◆ THE REQUEST ◆
Check every line below for the word "subtitle" and copy the ones that have it.

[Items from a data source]
▶

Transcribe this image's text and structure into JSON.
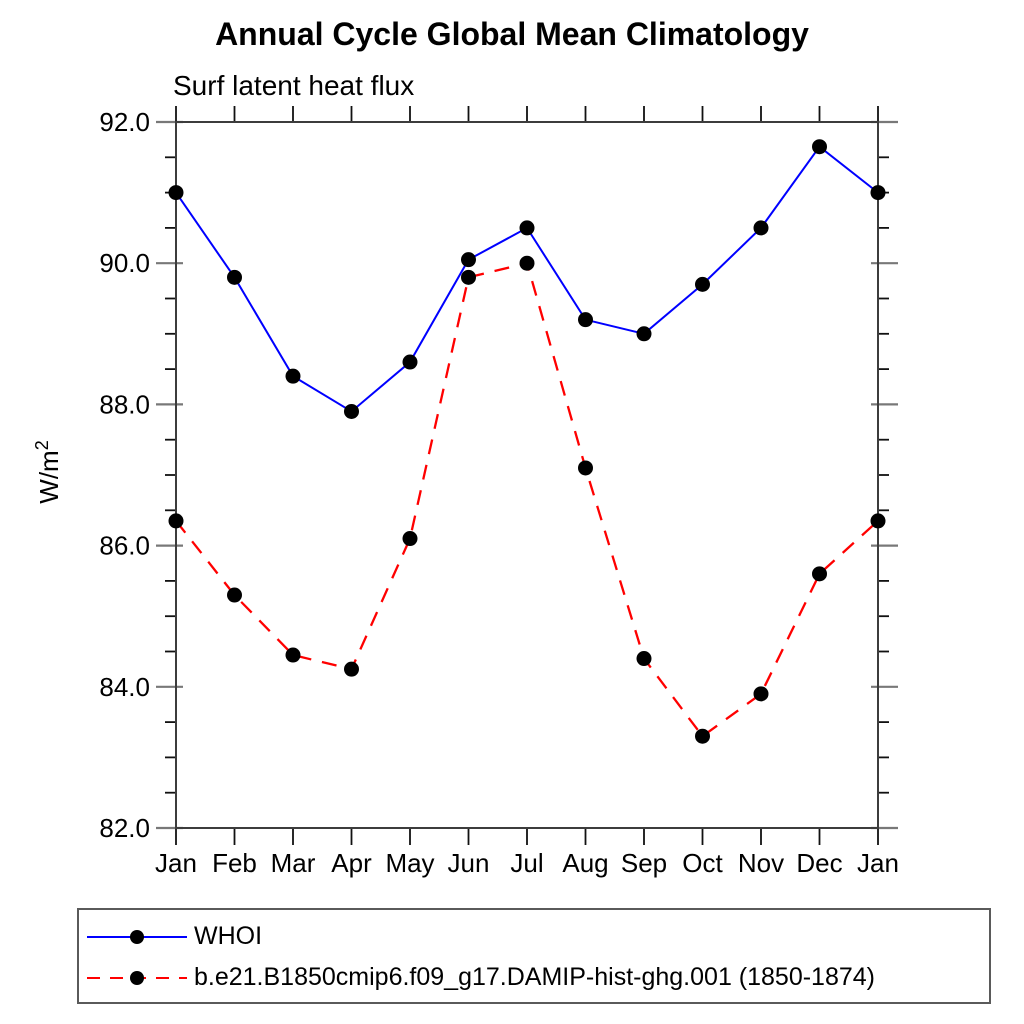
{
  "chart": {
    "title": "Annual Cycle Global Mean Climatology",
    "subtitle": "Surf latent heat flux"
  },
  "chart_data": {
    "type": "line",
    "title": "Annual Cycle Global Mean Climatology",
    "subtitle": "Surf latent heat flux",
    "xlabel": "",
    "ylabel": "W/m²",
    "ylabel_base": "W/m",
    "ylabel_sup": "2",
    "categories": [
      "Jan",
      "Feb",
      "Mar",
      "Apr",
      "May",
      "Jun",
      "Jul",
      "Aug",
      "Sep",
      "Oct",
      "Nov",
      "Dec",
      "Jan"
    ],
    "series": [
      {
        "name": "WHOI",
        "color": "#0000ff",
        "line_style": "solid",
        "marker": "filled-black-circle",
        "values": [
          91.0,
          89.8,
          88.4,
          87.9,
          88.6,
          90.05,
          90.5,
          89.2,
          89.0,
          89.7,
          90.5,
          91.65,
          91.0
        ]
      },
      {
        "name": "b.e21.B1850cmip6.f09_g17.DAMIP-hist-ghg.001 (1850-1874)",
        "color": "#ff0000",
        "line_style": "dashed",
        "marker": "filled-black-circle",
        "values": [
          86.35,
          85.3,
          84.45,
          84.25,
          86.1,
          89.8,
          90.0,
          87.1,
          84.4,
          83.3,
          83.9,
          85.6,
          86.35
        ]
      }
    ],
    "ylim": [
      82,
      92
    ],
    "y_major_ticks": [
      82,
      84,
      86,
      88,
      90,
      92
    ],
    "y_tick_labels": [
      "82.0",
      "84.0",
      "86.0",
      "88.0",
      "90.0",
      "92.0"
    ],
    "y_minor_step": 0.5,
    "grid": false,
    "legend_position": "bottom-left-box",
    "marker_color": "#000000",
    "frame_color": "#3c3c3c",
    "major_tick_color": "#787878",
    "minor_tick_color": "#111111"
  }
}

◀

◆ SOLUTION ◆
    "subtitle": "Surf latent heat flux"
    "subtitle": "Surf latent heat flux",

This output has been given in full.